Search the data for the word "this". Reproduce every line where it is found.
──────── SOURCE MATERIAL ────────
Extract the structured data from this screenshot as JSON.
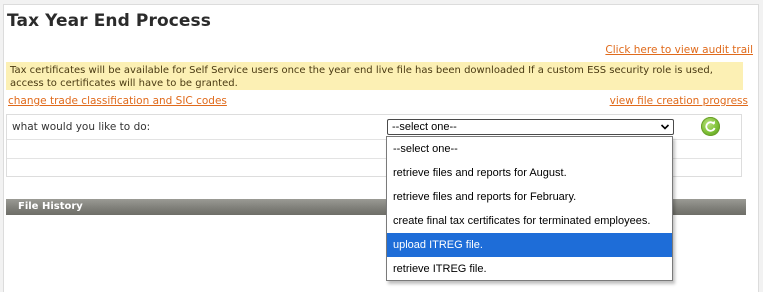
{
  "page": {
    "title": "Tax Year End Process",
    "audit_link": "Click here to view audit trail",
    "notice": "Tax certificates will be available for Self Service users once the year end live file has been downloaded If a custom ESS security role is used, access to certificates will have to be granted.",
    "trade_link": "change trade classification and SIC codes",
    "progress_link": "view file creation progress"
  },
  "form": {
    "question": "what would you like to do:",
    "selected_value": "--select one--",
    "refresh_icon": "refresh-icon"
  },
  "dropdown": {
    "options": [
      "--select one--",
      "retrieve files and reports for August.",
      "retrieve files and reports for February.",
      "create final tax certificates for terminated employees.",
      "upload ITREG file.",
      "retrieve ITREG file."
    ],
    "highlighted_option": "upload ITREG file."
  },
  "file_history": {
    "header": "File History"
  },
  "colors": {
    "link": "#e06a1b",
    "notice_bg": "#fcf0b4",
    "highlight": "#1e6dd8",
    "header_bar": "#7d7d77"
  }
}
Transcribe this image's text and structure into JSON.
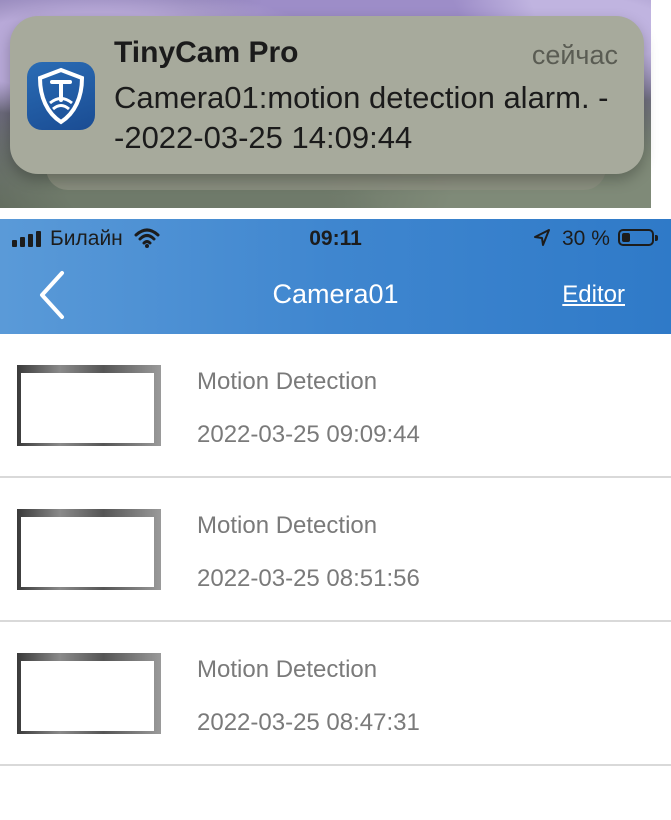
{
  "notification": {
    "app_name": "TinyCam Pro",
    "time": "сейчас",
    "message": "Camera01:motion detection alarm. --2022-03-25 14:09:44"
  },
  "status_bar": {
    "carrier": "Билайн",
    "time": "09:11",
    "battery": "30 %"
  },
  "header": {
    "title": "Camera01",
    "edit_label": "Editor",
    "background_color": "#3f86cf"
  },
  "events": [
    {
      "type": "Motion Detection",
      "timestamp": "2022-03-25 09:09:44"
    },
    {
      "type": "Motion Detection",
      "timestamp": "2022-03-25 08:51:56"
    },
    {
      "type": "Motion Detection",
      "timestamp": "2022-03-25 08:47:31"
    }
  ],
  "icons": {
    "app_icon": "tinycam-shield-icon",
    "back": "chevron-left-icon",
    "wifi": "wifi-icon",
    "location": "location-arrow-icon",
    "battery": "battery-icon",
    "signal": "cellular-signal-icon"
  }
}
────────
RESPONSE TO THE EXERCISE -
Extract the structured data from this screenshot as JSON.
Transcribe this image's text and structure into JSON.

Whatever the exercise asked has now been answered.